A block of data
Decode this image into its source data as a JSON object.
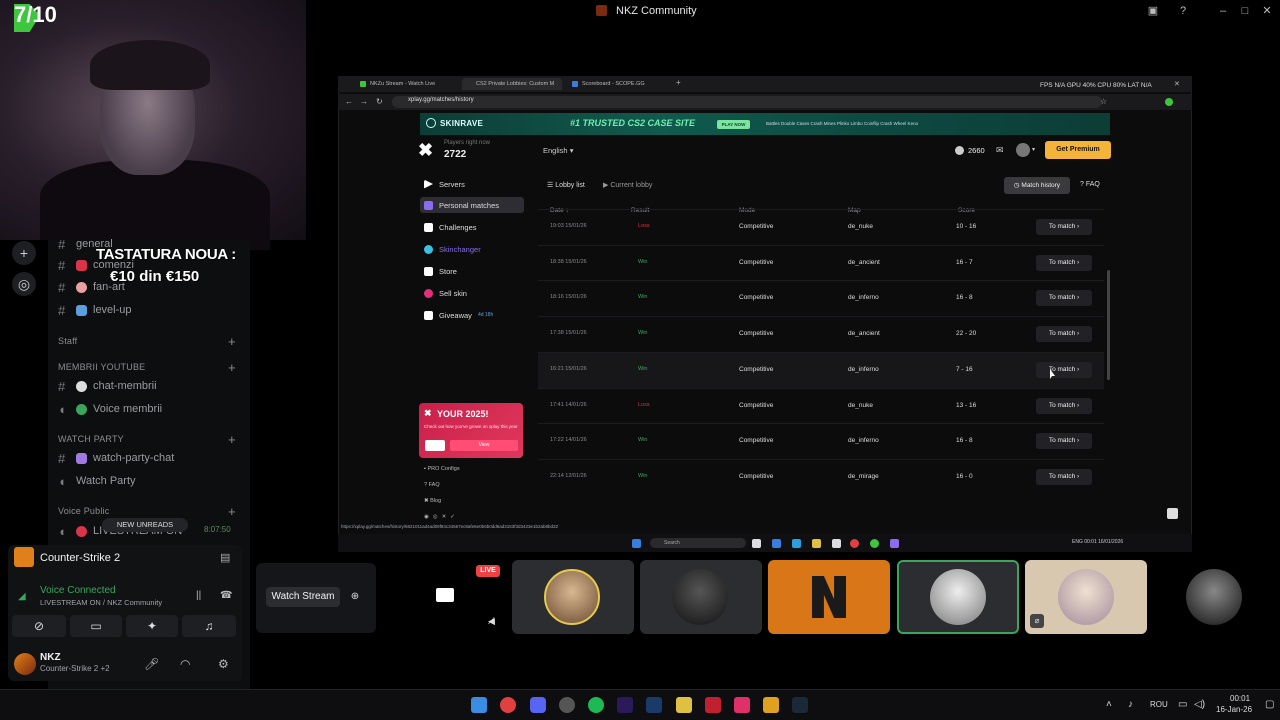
{
  "window": {
    "title": "NKZ Community"
  },
  "overlay": {
    "rating": "7/10",
    "text1": "TASTATURA NOUA :",
    "text2": "€10 din €150"
  },
  "channels": {
    "partial_top": "general",
    "items": [
      {
        "label": "comenzi",
        "color": "#d9344a"
      },
      {
        "label": "fan-art",
        "color": "#e8a0a0"
      },
      {
        "label": "level-up",
        "color": "#5aa0e0"
      }
    ],
    "staff_label": "Staff",
    "youtube_category": "MEMBRII YOUTUBE",
    "youtube_items": [
      {
        "label": "chat-membrii"
      },
      {
        "label": "Voice membrii"
      }
    ],
    "watchparty_category": "WATCH PARTY",
    "watchparty_items": [
      {
        "label": "watch-party-chat"
      },
      {
        "label": "Watch Party"
      }
    ],
    "voice_public": "Voice Public",
    "partial_voice": "LIVESTREAM ON",
    "new_unreads": "NEW UNREADS",
    "voice_time": "8:07:50"
  },
  "activity": {
    "game": "Counter-Strike 2",
    "voice_connected": "Voice Connected",
    "voice_sub": "LIVESTREAM ON / NKZ Community"
  },
  "user": {
    "name": "NKZ",
    "status": "Counter-Strike 2 +2"
  },
  "browser": {
    "tabs": [
      "NKZu Stream - Watch Live",
      "CS2 Private Lobbies: Custom M",
      "Scoreboard - SCOPE.GG"
    ],
    "url": "xplay.gg/matches/history",
    "perf": "FPS N/A   GPU 40%   CPU 80%   LAT N/A",
    "status_url": "https://xplay.gg/matches/history/6821011ad4ad08f84c34567ec8afe6e0b6b0dd6ad3153f3d3423e1b2ab8bd32"
  },
  "banner": {
    "brand": "SKINRAVE",
    "title": "#1 TRUSTED CS2 CASE SITE",
    "play": "PLAY NOW",
    "links": "Battles  Double  Cases  Crash  Mines  Plinko  Limbo  Coinflip  Crash  Wheel  Keno"
  },
  "site": {
    "players_label": "Players right now",
    "players_count": "2722",
    "language": "English",
    "coins": "2660",
    "premium": "Get Premium",
    "nav": [
      {
        "label": "Servers",
        "color": "#ffffff"
      },
      {
        "label": "Personal matches",
        "color": "#8a6cf0"
      },
      {
        "label": "Challenges",
        "color": "#ffffff"
      },
      {
        "label": "Skinchanger",
        "color": "#7a5cf0"
      },
      {
        "label": "Store",
        "color": "#ffffff"
      },
      {
        "label": "Sell skin",
        "color": "#e0307a"
      },
      {
        "label": "Giveaway",
        "color": "#ffffff"
      }
    ],
    "giveaway_timer": "4d 18h",
    "promo": {
      "title": "YOUR 2025!",
      "sub": "Check out how you've grown on xplay this year",
      "btn": "View"
    },
    "footer": [
      "PRO Configs",
      "FAQ",
      "Blog"
    ],
    "lobby_list": "Lobby list",
    "current_lobby": "Current lobby",
    "match_history": "Match history",
    "faq": "FAQ"
  },
  "table": {
    "headers": [
      "Date",
      "Result",
      "Mode",
      "Map",
      "Score"
    ],
    "rows": [
      {
        "date": "19:03 15/01/26",
        "result": "Loss",
        "mode": "Competitive",
        "map": "de_nuke",
        "score": "10 - 16"
      },
      {
        "date": "18:38 15/01/26",
        "result": "Win",
        "mode": "Competitive",
        "map": "de_ancient",
        "score": "16 - 7"
      },
      {
        "date": "18:16 15/01/26",
        "result": "Win",
        "mode": "Competitive",
        "map": "de_inferno",
        "score": "16 - 8"
      },
      {
        "date": "17:38 15/01/26",
        "result": "Win",
        "mode": "Competitive",
        "map": "de_ancient",
        "score": "22 - 20"
      },
      {
        "date": "16:21 15/01/26",
        "result": "Win",
        "mode": "Competitive",
        "map": "de_inferno",
        "score": "7 - 16"
      },
      {
        "date": "17:41 14/01/26",
        "result": "Loss",
        "mode": "Competitive",
        "map": "de_nuke",
        "score": "13 - 16"
      },
      {
        "date": "17:22 14/01/26",
        "result": "Win",
        "mode": "Competitive",
        "map": "de_inferno",
        "score": "16 - 8"
      },
      {
        "date": "22:14 12/01/26",
        "result": "Win",
        "mode": "Competitive",
        "map": "de_mirage",
        "score": "16 - 0"
      }
    ],
    "action_label": "To match"
  },
  "inner_taskbar": {
    "search": "Search",
    "tray": "ENG   00:01\n16/01/2026"
  },
  "stage": {
    "watch_stream": "Watch Stream",
    "live": "LIVE"
  },
  "os_taskbar": {
    "lang": "ROU",
    "time": "00:01",
    "date": "16-Jan-26"
  }
}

> THE REQUEST
Find the word "xplay" and list each line it appears in.

> ANSWER TO THE TASK
    "url": "xplay.gg/matches/history",
    "status_url": "https://xplay.gg/matches/history/6821011ad4ad08f84c34567ec8afe6e0b6b0dd6ad3153f3d3423e1b2ab8bd32"
      "sub": "Check out how you've grown on xplay this year",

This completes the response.